● **Directions for this task**
All of the lines below are to be printed again exactly; images are excluded from the output.

____________________

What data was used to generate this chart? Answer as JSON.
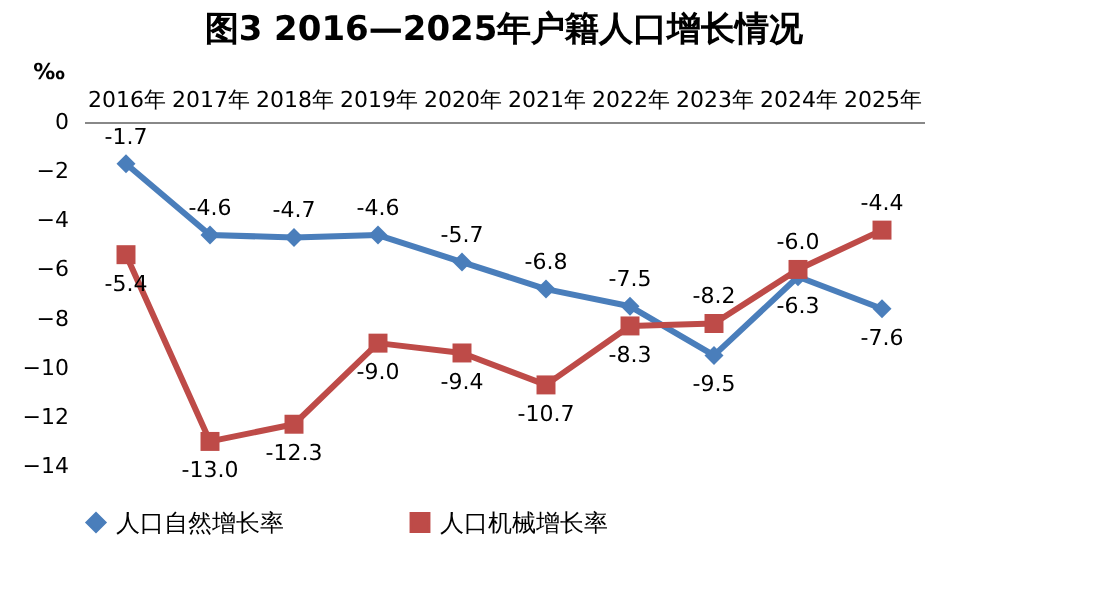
{
  "chart_data": {
    "type": "line",
    "title": "图3  2016—2025年户籍人口增长情况",
    "ylabel": "‰",
    "categories": [
      "2016年",
      "2017年",
      "2018年",
      "2019年",
      "2020年",
      "2021年",
      "2022年",
      "2023年",
      "2024年",
      "2025年"
    ],
    "series": [
      {
        "name": "人口自然增长率",
        "color": "#4a7ebb",
        "marker": "diamond",
        "values": [
          -1.7,
          -4.6,
          -4.7,
          -4.6,
          -5.7,
          -6.8,
          -7.5,
          -9.5,
          -6.3,
          -7.6
        ]
      },
      {
        "name": "人口机械增长率",
        "color": "#be4b48",
        "marker": "square",
        "values": [
          -5.4,
          -13.0,
          -12.3,
          -9.0,
          -9.4,
          -10.7,
          -8.3,
          -8.2,
          -6.0,
          -4.4
        ],
        "value_labels": [
          "-5.4",
          "-13.0",
          "-12.3",
          "-9.0",
          "-9.4",
          "-10.7",
          "-8.3",
          "-8.2",
          "-6.0",
          "-4.4"
        ]
      }
    ],
    "ylim": [
      -14,
      0
    ],
    "yticks": [
      0,
      -2,
      -4,
      -6,
      -8,
      -10,
      -12,
      -14
    ],
    "grid": false,
    "legend": "bottom",
    "data_labels": true
  }
}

____________________

● **Exercise answer**
What data was used to generate this chart? Answer as JSON.
{
  "chart_data": {
    "type": "line",
    "title": "图3  2016—2025年户籍人口增长情况",
    "ylabel": "‰",
    "categories": [
      "2016年",
      "2017年",
      "2018年",
      "2019年",
      "2020年",
      "2021年",
      "2022年",
      "2023年",
      "2024年",
      "2025年"
    ],
    "series": [
      {
        "name": "人口自然增长率",
        "color": "#4a7ebb",
        "marker": "diamond",
        "values": [
          -1.7,
          -4.6,
          -4.7,
          -4.6,
          -5.7,
          -6.8,
          -7.5,
          -9.5,
          -6.3,
          -7.6
        ]
      },
      {
        "name": "人口机械增长率",
        "color": "#be4b48",
        "marker": "square",
        "values": [
          -5.4,
          -13.0,
          -12.3,
          -9.0,
          -9.4,
          -10.7,
          -8.3,
          -8.2,
          -6.0,
          -4.4
        ],
        "value_labels": [
          "-5.4",
          "-13.0",
          "-12.3",
          "-9.0",
          "-9.4",
          "-10.7",
          "-8.3",
          "-8.2",
          "-6.0",
          "-4.4"
        ]
      }
    ],
    "ylim": [
      -14,
      0
    ],
    "yticks": [
      0,
      -2,
      -4,
      -6,
      -8,
      -10,
      -12,
      -14
    ],
    "grid": false,
    "legend": "bottom",
    "data_labels": true
  }
}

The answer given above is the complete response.